#### [Instruction]
Verbatim output of all the material below is required.

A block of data

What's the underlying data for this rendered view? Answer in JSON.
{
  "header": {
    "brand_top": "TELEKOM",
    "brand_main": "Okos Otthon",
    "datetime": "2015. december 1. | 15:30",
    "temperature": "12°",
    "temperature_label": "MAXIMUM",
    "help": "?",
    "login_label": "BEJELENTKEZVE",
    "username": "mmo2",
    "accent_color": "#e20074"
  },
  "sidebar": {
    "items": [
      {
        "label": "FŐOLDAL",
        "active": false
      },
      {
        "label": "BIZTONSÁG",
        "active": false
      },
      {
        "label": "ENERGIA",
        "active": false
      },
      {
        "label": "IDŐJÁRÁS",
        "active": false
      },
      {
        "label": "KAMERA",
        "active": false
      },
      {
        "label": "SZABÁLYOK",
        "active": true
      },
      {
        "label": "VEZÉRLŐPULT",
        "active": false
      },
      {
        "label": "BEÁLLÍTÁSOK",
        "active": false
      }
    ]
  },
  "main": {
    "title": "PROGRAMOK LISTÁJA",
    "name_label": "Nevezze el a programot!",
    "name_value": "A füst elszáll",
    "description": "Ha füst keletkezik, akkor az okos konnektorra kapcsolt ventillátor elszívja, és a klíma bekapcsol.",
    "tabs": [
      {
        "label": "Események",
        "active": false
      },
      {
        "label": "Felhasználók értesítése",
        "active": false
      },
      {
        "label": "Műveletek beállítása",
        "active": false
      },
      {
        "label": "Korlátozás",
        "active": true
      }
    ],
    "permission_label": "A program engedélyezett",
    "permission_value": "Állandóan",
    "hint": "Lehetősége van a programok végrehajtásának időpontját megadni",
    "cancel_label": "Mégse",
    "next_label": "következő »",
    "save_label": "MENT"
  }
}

#### [The answer]
What's the underlying data for this rendered view? Answer in JSON.
{
  "header": {
    "brand_top": "TELEKOM",
    "brand_main": "Okos Otthon",
    "datetime": "2015. december 1. | 15:30",
    "temperature": "12°",
    "temperature_label": "MAXIMUM",
    "help": "?",
    "login_label": "BEJELENTKEZVE",
    "username": "mmo2",
    "accent_color": "#e20074"
  },
  "sidebar": {
    "items": [
      {
        "label": "FŐOLDAL",
        "active": false
      },
      {
        "label": "BIZTONSÁG",
        "active": false
      },
      {
        "label": "ENERGIA",
        "active": false
      },
      {
        "label": "IDŐJÁRÁS",
        "active": false
      },
      {
        "label": "KAMERA",
        "active": false
      },
      {
        "label": "SZABÁLYOK",
        "active": true
      },
      {
        "label": "VEZÉRLŐPULT",
        "active": false
      },
      {
        "label": "BEÁLLÍTÁSOK",
        "active": false
      }
    ]
  },
  "main": {
    "title": "PROGRAMOK LISTÁJA",
    "name_label": "Nevezze el a programot!",
    "name_value": "A füst elszáll",
    "description": "Ha füst keletkezik, akkor az okos konnektorra kapcsolt ventillátor elszívja, és a klíma bekapcsol.",
    "tabs": [
      {
        "label": "Események",
        "active": false
      },
      {
        "label": "Felhasználók értesítése",
        "active": false
      },
      {
        "label": "Műveletek beállítása",
        "active": false
      },
      {
        "label": "Korlátozás",
        "active": true
      }
    ],
    "permission_label": "A program engedélyezett",
    "permission_value": "Állandóan",
    "hint": "Lehetősége van a programok végrehajtásának időpontját megadni",
    "cancel_label": "Mégse",
    "next_label": "következő »",
    "save_label": "MENT"
  }
}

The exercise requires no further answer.